## Tasks to complete
1/ Update the passage on Sola Scriptura, starting at "Lutherans believe that" and ending at "efficacy, and sufficiency.", and give that span again with "formal principle" changed to "guiding principle".
2/ Answer these questions from the passage on Sola Scriptura.
(a) Which confession does the passage quote to show the relationship of Scriptural authority to pastoral care?
(b) Which three churches teach that the Scriptures are not the only infallible source of Christian doctrine?
(c) Sola scriptura is one of how many solas?

## Page text
#####
During the Reformation, authentication of Scripture was governed by the discernible excellence of the text as well as the personal witness of the Holy Spirit to the heart of each man. Furthermore, per Sola Scriptura, the relationship of Scriptural authority to pastoral care was well exampled by the Westminster Confession of Faith which stated:
VII. All things in Scripture are not alike plain in themselves, nor alike clear unto all; yet those things which are necessary to be known, believed, and observed, for salvation, are so clearly propounded and opened in some place of Scripture or other, that not only the learned, but the unlearned, in a due use of the ordinary means, may attain unto a sufficient understanding of them.Here the phrase "due use of the ordinary means" includes appeals to pastors and teachers(Ephesians 4:11-14). As such, Sola Scriptura reflects a careful tension between the perspicuity (clarity) of Scripture necessary for its role as final authority, and the occasional need for its meaning to be revealed by exposition (Hebrews 5:12).

Beyond the Reformation, as in some Evangelical and Baptist denominations, Sola Scriptura is stated even more strongly: it is self-authenticating, clear (perspicuous) to the rational reader, its own interpreter ("Scripture interprets Scripture"), and sufficient of itself to be the final authority of Christian doctrine.

By contrast, the Catholic, Eastern Orthodox, and Oriental Orthodox Churches teach that the Scriptures are not the only infallible source of Christian doctrine. For them Scripture is but one of three equal authorities; the other two being Sacred Tradition and the episcopacy. These bodies also believe that the Church has authority to establish or restrict interpretation of Scriptures because, in part, it implicitly selected which books were to be in the biblical canon through its traditions, whereas Protestants believe the Church passively recognized and received the books that were already widely considered canonical.


Sola scriptura is one of the five solas, considered by some Protestant groups to be the theological pillars of the Reformation. The key implication of the principle is that interpretations and applications of the Scriptures do not have the same authority as the Scriptures themselves; hence, the ecclesiastical authority is viewed as subject to correction by the Scriptures, even by an individual member of the Church.

Luther said, "a simple layman armed with Scripture is greater than the mightiest pope without it". The intention of the Reformation was to correct the perceived errors of the Catholic Church by appeal to the uniqueness of the Bible's authority and to reject what Catholics considered to be Apostolic Tradition as a source of original authority alongside of the Bible, wherever Tradition did not have biblical support or where it supposedly contradicted Scripture.

Sola scriptura, however, does not ignore Christian history and tradition when seeking to understand the Bible. Rather, it sees the Bible as the only final authority in matters of faith and practice. As Martin Luther said, "The true rule is this: God's Word shall establish articles of faith, and no one else, not even an angel can do so."

The term heretical is commonly used by Protestants who denounce teachings and institutions that they accordingly view as deviating from Scripture.

Characteristics in Lutheranism

Lutherans believe that the holy Bible of the Old and New Testaments is the only divinely inspired book and the only source of divinely revealed knowledge. Scripture alone is the formal principle of the faith, the final authority for all matters of faith and morals because of its inspiration, authority, clarity, efficacy, and sufficiency.
#####
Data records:
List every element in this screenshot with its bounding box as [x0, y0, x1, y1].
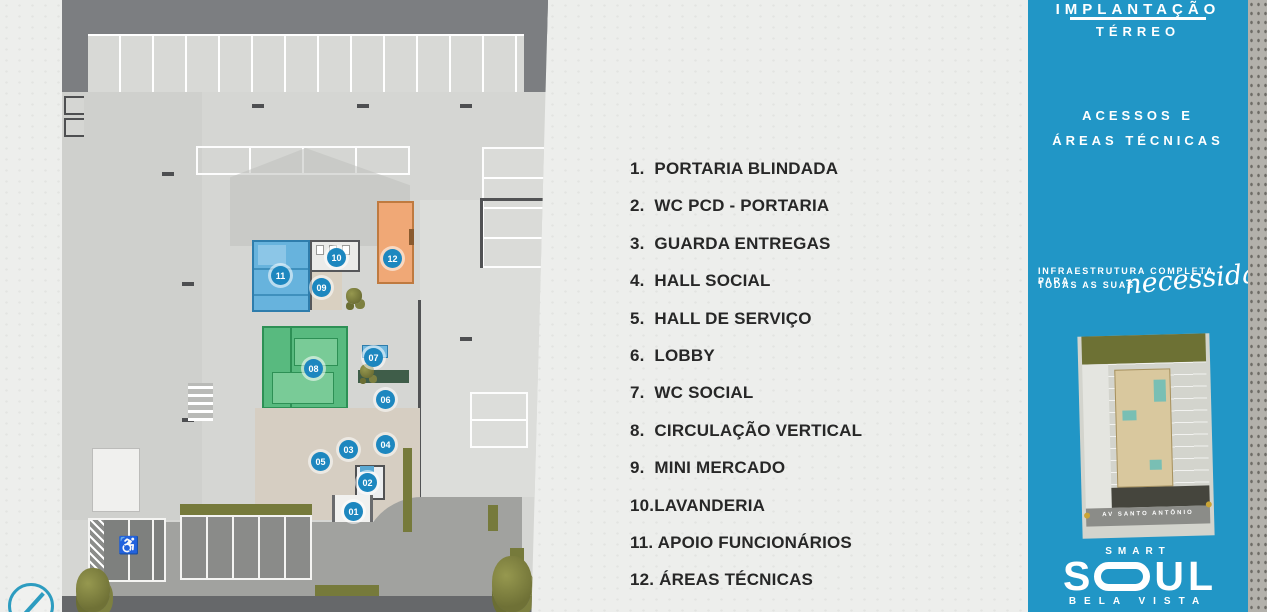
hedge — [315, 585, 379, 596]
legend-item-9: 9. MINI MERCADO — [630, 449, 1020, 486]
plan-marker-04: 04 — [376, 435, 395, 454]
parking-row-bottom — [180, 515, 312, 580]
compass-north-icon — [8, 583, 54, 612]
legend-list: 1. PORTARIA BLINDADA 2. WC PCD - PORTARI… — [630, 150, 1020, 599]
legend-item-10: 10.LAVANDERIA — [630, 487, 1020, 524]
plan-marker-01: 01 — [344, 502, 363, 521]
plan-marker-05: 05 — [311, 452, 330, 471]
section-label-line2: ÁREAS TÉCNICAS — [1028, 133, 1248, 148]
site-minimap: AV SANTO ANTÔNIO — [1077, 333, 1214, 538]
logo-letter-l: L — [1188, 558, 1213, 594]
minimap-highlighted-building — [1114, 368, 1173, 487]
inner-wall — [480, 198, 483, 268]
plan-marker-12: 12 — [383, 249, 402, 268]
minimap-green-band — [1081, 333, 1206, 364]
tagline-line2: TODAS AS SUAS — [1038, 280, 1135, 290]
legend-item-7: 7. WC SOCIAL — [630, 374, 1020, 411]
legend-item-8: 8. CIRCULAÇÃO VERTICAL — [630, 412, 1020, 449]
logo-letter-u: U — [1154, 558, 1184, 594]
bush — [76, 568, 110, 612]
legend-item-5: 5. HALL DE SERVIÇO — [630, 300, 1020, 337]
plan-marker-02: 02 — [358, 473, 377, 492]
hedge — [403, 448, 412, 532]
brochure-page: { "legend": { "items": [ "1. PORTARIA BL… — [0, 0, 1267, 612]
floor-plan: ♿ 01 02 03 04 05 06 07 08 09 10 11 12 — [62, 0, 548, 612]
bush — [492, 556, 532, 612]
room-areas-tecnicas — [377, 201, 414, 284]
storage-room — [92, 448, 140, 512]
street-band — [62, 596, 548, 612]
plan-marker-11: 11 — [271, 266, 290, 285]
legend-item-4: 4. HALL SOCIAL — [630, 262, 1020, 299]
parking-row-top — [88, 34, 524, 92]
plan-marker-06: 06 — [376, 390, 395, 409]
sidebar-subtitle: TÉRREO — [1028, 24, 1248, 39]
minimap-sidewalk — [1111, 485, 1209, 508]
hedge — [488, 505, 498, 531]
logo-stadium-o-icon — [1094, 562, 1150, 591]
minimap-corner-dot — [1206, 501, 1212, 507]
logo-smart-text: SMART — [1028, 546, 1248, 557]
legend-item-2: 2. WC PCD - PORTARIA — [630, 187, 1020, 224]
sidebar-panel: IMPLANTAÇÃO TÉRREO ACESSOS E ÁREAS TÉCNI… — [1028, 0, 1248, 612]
#####
## Results of the tasks
1/
Lutherans believe that the holy Bible of the Old and New Testaments is the only divinely inspired book and the only source of divinely revealed knowledge. Scripture alone is the guiding principle of the faith, the final authority for all matters of faith and morals because of its inspiration, authority, clarity, efficacy, and sufficiency.

2/
(a) The Westminster Confession of Faith
(b) The Catholic, Eastern Orthodox, and Oriental Orthodox Churches
(c) Five